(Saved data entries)

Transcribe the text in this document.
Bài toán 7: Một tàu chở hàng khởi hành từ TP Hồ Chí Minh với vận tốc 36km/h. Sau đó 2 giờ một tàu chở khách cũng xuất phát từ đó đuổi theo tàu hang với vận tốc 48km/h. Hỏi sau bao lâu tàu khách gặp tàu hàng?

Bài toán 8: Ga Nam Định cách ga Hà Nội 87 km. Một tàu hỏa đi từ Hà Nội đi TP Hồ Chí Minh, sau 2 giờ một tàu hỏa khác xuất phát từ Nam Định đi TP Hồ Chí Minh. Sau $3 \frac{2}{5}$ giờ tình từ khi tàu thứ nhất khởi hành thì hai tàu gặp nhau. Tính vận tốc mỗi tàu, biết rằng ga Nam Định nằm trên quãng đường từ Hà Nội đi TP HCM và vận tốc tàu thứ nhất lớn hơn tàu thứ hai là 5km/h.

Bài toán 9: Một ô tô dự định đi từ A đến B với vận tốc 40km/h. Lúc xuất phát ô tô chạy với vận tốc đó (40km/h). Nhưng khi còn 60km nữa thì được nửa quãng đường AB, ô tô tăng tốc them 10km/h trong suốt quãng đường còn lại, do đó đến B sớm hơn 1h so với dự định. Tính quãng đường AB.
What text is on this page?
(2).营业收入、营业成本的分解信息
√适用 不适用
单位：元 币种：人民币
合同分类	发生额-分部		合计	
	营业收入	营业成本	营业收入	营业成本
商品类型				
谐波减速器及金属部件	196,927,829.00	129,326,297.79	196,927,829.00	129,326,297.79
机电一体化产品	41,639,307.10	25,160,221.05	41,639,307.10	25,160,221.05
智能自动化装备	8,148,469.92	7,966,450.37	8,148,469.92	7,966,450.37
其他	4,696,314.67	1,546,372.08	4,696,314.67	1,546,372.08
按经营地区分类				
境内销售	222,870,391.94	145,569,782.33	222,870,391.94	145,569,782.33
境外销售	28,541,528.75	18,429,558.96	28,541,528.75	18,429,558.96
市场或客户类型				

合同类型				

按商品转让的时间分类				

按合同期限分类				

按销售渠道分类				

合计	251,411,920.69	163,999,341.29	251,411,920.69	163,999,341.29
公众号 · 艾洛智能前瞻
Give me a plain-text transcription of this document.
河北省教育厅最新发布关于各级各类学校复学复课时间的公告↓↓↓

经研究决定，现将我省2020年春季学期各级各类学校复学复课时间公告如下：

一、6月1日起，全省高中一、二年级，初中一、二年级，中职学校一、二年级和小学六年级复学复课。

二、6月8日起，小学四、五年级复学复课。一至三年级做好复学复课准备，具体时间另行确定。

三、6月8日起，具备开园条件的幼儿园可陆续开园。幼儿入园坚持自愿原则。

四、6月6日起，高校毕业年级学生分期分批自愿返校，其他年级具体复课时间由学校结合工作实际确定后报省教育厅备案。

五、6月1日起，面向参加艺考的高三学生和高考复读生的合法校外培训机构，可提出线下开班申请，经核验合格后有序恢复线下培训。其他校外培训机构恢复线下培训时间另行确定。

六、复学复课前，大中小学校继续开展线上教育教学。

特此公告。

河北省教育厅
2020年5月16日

> Problem to work on: Every entry should be printed again exactly as it stands.

> Solution to the exercise:
Transcribe the text in this document.
Bài toán 7: Một tàu chở hàng khởi hành từ TP Hồ Chí Minh với vận tốc 36km/h. Sau đó 2 giờ một tàu chở khách cũng xuất phát từ đó đuổi theo tàu hang với vận tốc 48km/h. Hỏi sau bao lâu tàu khách gặp tàu hàng?

Bài toán 8: Ga Nam Định cách ga Hà Nội 87 km. Một tàu hỏa đi từ Hà Nội đi TP Hồ Chí Minh, sau 2 giờ một tàu hỏa khác xuất phát từ Nam Định đi TP Hồ Chí Minh. Sau $3 \frac{2}{5}$ giờ tình từ khi tàu thứ nhất khởi hành thì hai tàu gặp nhau. Tính vận tốc mỗi tàu, biết rằng ga Nam Định nằm trên quãng đường từ Hà Nội đi TP HCM và vận tốc tàu thứ nhất lớn hơn tàu thứ hai là 5km/h.

Bài toán 9: Một ô tô dự định đi từ A đến B với vận tốc 40km/h. Lúc xuất phát ô tô chạy với vận tốc đó (40km/h). Nhưng khi còn 60km nữa thì được nửa quãng đường AB, ô tô tăng tốc them 10km/h trong suốt quãng đường còn lại, do đó đến B sớm hơn 1h so với dự định. Tính quãng đường AB.
What text is on this page?
(2).营业收入、营业成本的分解信息
√适用 不适用
单位：元 币种：人民币
合同分类	发生额-分部		合计	
	营业收入	营业成本	营业收入	营业成本
商品类型				
谐波减速器及金属部件	196,927,829.00	129,326,297.79	196,927,829.00	129,326,297.79
机电一体化产品	41,639,307.10	25,160,221.05	41,639,307.10	25,160,221.05
智能自动化装备	8,148,469.92	7,966,450.37	8,148,469.92	7,966,450.37
其他	4,696,314.67	1,546,372.08	4,696,314.67	1,546,372.08
按经营地区分类				
境内销售	222,870,391.94	145,569,782.33	222,870,391.94	145,569,782.33
境外销售	28,541,528.75	18,429,558.96	28,541,528.75	18,429,558.96
市场或客户类型				

合同类型				

按商品转让的时间分类				

按合同期限分类				

按销售渠道分类				

合计	251,411,920.69	163,999,341.29	251,411,920.69	163,999,341.29
公众号 · 艾洛智能前瞻
Give me a plain-text transcription of this document.
河北省教育厅最新发布关于各级各类学校复学复课时间的公告↓↓↓

经研究决定，现将我省2020年春季学期各级各类学校复学复课时间公告如下：

一、6月1日起，全省高中一、二年级，初中一、二年级，中职学校一、二年级和小学六年级复学复课。

二、6月8日起，小学四、五年级复学复课。一至三年级做好复学复课准备，具体时间另行确定。

三、6月8日起，具备开园条件的幼儿园可陆续开园。幼儿入园坚持自愿原则。

四、6月6日起，高校毕业年级学生分期分批自愿返校，其他年级具体复课时间由学校结合工作实际确定后报省教育厅备案。

五、6月1日起，面向参加艺考的高三学生和高考复读生的合法校外培训机构，可提出线下开班申请，经核验合格后有序恢复线下培训。其他校外培训机构恢复线下培训时间另行确定。

六、复学复课前，大中小学校继续开展线上教育教学。

特此公告。

河北省教育厅
2020年5月16日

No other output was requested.